((

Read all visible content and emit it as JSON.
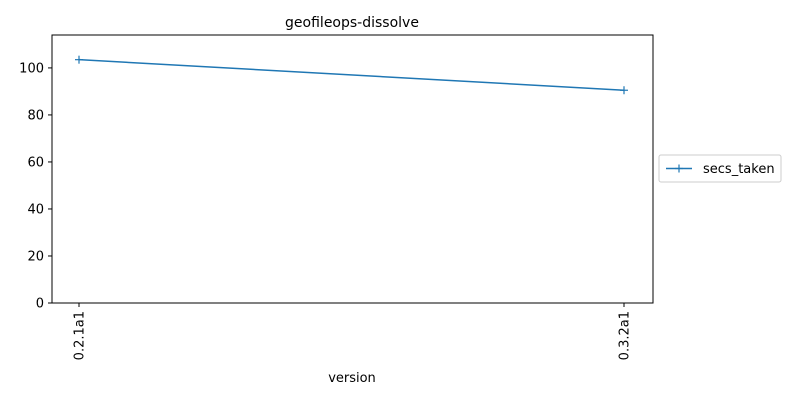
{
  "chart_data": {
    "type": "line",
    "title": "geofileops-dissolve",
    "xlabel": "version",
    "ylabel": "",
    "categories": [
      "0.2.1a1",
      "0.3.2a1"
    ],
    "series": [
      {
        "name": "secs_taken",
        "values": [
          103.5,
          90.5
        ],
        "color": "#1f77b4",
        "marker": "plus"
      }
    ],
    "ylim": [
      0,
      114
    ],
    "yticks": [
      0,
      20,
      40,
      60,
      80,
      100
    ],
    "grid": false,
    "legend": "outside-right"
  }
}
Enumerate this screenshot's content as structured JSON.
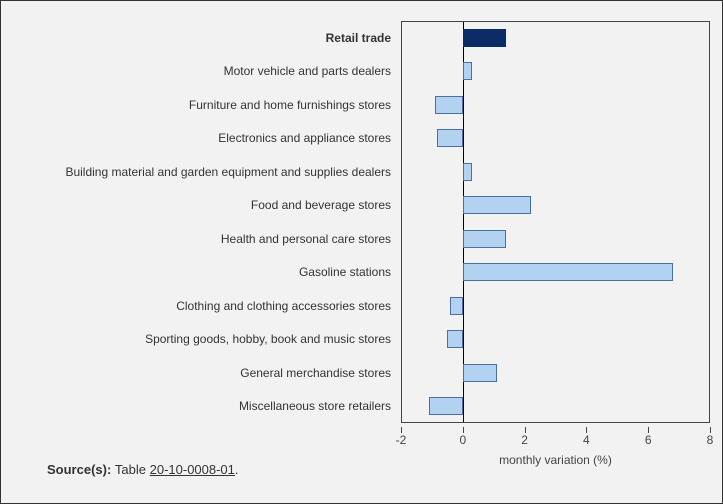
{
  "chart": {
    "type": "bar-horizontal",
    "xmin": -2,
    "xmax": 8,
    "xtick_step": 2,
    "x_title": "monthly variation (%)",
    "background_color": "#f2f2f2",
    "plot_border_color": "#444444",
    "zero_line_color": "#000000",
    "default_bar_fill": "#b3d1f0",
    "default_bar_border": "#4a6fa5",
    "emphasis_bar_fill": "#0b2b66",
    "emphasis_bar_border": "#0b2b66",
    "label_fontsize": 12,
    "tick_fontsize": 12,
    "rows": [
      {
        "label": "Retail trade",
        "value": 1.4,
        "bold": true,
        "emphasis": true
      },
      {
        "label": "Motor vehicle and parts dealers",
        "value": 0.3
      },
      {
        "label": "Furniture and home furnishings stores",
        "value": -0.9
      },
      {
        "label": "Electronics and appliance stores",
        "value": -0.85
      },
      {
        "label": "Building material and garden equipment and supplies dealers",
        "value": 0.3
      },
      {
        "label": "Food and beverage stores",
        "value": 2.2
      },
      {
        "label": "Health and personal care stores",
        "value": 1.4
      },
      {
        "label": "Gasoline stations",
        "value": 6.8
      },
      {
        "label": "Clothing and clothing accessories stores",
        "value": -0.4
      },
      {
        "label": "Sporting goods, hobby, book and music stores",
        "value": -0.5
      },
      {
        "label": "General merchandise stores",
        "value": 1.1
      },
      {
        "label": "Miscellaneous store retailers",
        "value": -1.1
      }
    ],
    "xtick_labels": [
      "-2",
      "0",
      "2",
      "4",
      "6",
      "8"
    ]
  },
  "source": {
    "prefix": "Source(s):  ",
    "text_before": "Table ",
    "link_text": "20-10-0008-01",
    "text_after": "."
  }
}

))

Exercise:
Leave the pictures out and print the records above exactly as they stand.

The reply:
Read all visible content and emit it as JSON.
{
  "chart_data": {
    "type": "line",
    "title": "geofileops-dissolve",
    "xlabel": "version",
    "ylabel": "",
    "categories": [
      "0.2.1a1",
      "0.3.2a1"
    ],
    "series": [
      {
        "name": "secs_taken",
        "values": [
          103.5,
          90.5
        ],
        "color": "#1f77b4",
        "marker": "plus"
      }
    ],
    "ylim": [
      0,
      114
    ],
    "yticks": [
      0,
      20,
      40,
      60,
      80,
      100
    ],
    "grid": false,
    "legend": "outside-right"
  }
}
Enumerate this screenshot's content as structured JSON.
{
  "chart": {
    "type": "bar-horizontal",
    "xmin": -2,
    "xmax": 8,
    "xtick_step": 2,
    "x_title": "monthly variation (%)",
    "background_color": "#f2f2f2",
    "plot_border_color": "#444444",
    "zero_line_color": "#000000",
    "default_bar_fill": "#b3d1f0",
    "default_bar_border": "#4a6fa5",
    "emphasis_bar_fill": "#0b2b66",
    "emphasis_bar_border": "#0b2b66",
    "label_fontsize": 12,
    "tick_fontsize": 12,
    "rows": [
      {
        "label": "Retail trade",
        "value": 1.4,
        "bold": true,
        "emphasis": true
      },
      {
        "label": "Motor vehicle and parts dealers",
        "value": 0.3
      },
      {
        "label": "Furniture and home furnishings stores",
        "value": -0.9
      },
      {
        "label": "Electronics and appliance stores",
        "value": -0.85
      },
      {
        "label": "Building material and garden equipment and supplies dealers",
        "value": 0.3
      },
      {
        "label": "Food and beverage stores",
        "value": 2.2
      },
      {
        "label": "Health and personal care stores",
        "value": 1.4
      },
      {
        "label": "Gasoline stations",
        "value": 6.8
      },
      {
        "label": "Clothing and clothing accessories stores",
        "value": -0.4
      },
      {
        "label": "Sporting goods, hobby, book and music stores",
        "value": -0.5
      },
      {
        "label": "General merchandise stores",
        "value": 1.1
      },
      {
        "label": "Miscellaneous store retailers",
        "value": -1.1
      }
    ],
    "xtick_labels": [
      "-2",
      "0",
      "2",
      "4",
      "6",
      "8"
    ]
  },
  "source": {
    "prefix": "Source(s):  ",
    "text_before": "Table ",
    "link_text": "20-10-0008-01",
    "text_after": "."
  }
}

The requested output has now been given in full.